= DATA ENTRIES =
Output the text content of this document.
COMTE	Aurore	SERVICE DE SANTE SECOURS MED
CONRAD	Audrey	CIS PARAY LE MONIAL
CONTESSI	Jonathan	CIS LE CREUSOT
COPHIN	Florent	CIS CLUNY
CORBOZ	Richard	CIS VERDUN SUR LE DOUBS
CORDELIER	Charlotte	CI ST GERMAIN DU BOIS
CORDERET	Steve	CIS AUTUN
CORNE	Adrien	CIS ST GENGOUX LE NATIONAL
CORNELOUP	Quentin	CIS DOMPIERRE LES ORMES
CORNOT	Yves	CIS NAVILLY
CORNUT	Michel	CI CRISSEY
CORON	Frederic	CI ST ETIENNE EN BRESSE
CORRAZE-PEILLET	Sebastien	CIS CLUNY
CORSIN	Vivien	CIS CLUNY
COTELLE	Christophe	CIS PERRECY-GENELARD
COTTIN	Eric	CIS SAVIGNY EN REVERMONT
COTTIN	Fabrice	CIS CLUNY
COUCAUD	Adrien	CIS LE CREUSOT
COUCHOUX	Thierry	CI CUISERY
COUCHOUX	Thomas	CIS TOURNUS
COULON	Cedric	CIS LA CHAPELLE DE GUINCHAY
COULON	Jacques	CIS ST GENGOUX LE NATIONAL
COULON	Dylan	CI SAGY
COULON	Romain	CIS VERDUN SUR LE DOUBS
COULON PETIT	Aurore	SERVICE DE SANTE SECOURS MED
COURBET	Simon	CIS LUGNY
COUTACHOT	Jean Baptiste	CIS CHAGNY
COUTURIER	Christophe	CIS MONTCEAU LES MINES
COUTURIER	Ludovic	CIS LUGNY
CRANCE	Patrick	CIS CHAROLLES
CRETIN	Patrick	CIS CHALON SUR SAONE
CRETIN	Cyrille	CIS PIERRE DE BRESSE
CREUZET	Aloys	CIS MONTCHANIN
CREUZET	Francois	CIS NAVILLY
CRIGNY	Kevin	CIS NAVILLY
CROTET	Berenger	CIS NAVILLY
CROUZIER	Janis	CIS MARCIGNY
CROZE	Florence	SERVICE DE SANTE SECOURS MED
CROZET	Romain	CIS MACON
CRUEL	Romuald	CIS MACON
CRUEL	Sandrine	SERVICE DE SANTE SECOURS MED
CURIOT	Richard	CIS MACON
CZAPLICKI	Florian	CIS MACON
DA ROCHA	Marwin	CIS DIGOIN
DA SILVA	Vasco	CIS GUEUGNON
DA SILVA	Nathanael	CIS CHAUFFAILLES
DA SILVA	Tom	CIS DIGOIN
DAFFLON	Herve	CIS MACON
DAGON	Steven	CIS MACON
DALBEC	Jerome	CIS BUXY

= WHAT YOU WILL DO =
Exactly reproduce every line found in the records.

= EXERCISE RESULT =
Output the text content of this document.
COMTE	Aurore	SERVICE DE SANTE SECOURS MED
CONRAD	Audrey	CIS PARAY LE MONIAL
CONTESSI	Jonathan	CIS LE CREUSOT
COPHIN	Florent	CIS CLUNY
CORBOZ	Richard	CIS VERDUN SUR LE DOUBS
CORDELIER	Charlotte	CI ST GERMAIN DU BOIS
CORDERET	Steve	CIS AUTUN
CORNE	Adrien	CIS ST GENGOUX LE NATIONAL
CORNELOUP	Quentin	CIS DOMPIERRE LES ORMES
CORNOT	Yves	CIS NAVILLY
CORNUT	Michel	CI CRISSEY
CORON	Frederic	CI ST ETIENNE EN BRESSE
CORRAZE-PEILLET	Sebastien	CIS CLUNY
CORSIN	Vivien	CIS CLUNY
COTELLE	Christophe	CIS PERRECY-GENELARD
COTTIN	Eric	CIS SAVIGNY EN REVERMONT
COTTIN	Fabrice	CIS CLUNY
COUCAUD	Adrien	CIS LE CREUSOT
COUCHOUX	Thierry	CI CUISERY
COUCHOUX	Thomas	CIS TOURNUS
COULON	Cedric	CIS LA CHAPELLE DE GUINCHAY
COULON	Jacques	CIS ST GENGOUX LE NATIONAL
COULON	Dylan	CI SAGY
COULON	Romain	CIS VERDUN SUR LE DOUBS
COULON PETIT	Aurore	SERVICE DE SANTE SECOURS MED
COURBET	Simon	CIS LUGNY
COUTACHOT	Jean Baptiste	CIS CHAGNY
COUTURIER	Christophe	CIS MONTCEAU LES MINES
COUTURIER	Ludovic	CIS LUGNY
CRANCE	Patrick	CIS CHAROLLES
CRETIN	Patrick	CIS CHALON SUR SAONE
CRETIN	Cyrille	CIS PIERRE DE BRESSE
CREUZET	Aloys	CIS MONTCHANIN
CREUZET	Francois	CIS NAVILLY
CRIGNY	Kevin	CIS NAVILLY
CROTET	Berenger	CIS NAVILLY
CROUZIER	Janis	CIS MARCIGNY
CROZE	Florence	SERVICE DE SANTE SECOURS MED
CROZET	Romain	CIS MACON
CRUEL	Romuald	CIS MACON
CRUEL	Sandrine	SERVICE DE SANTE SECOURS MED
CURIOT	Richard	CIS MACON
CZAPLICKI	Florian	CIS MACON
DA ROCHA	Marwin	CIS DIGOIN
DA SILVA	Vasco	CIS GUEUGNON
DA SILVA	Nathanael	CIS CHAUFFAILLES
DA SILVA	Tom	CIS DIGOIN
DAFFLON	Herve	CIS MACON
DAGON	Steven	CIS MACON
DALBEC	Jerome	CIS BUXY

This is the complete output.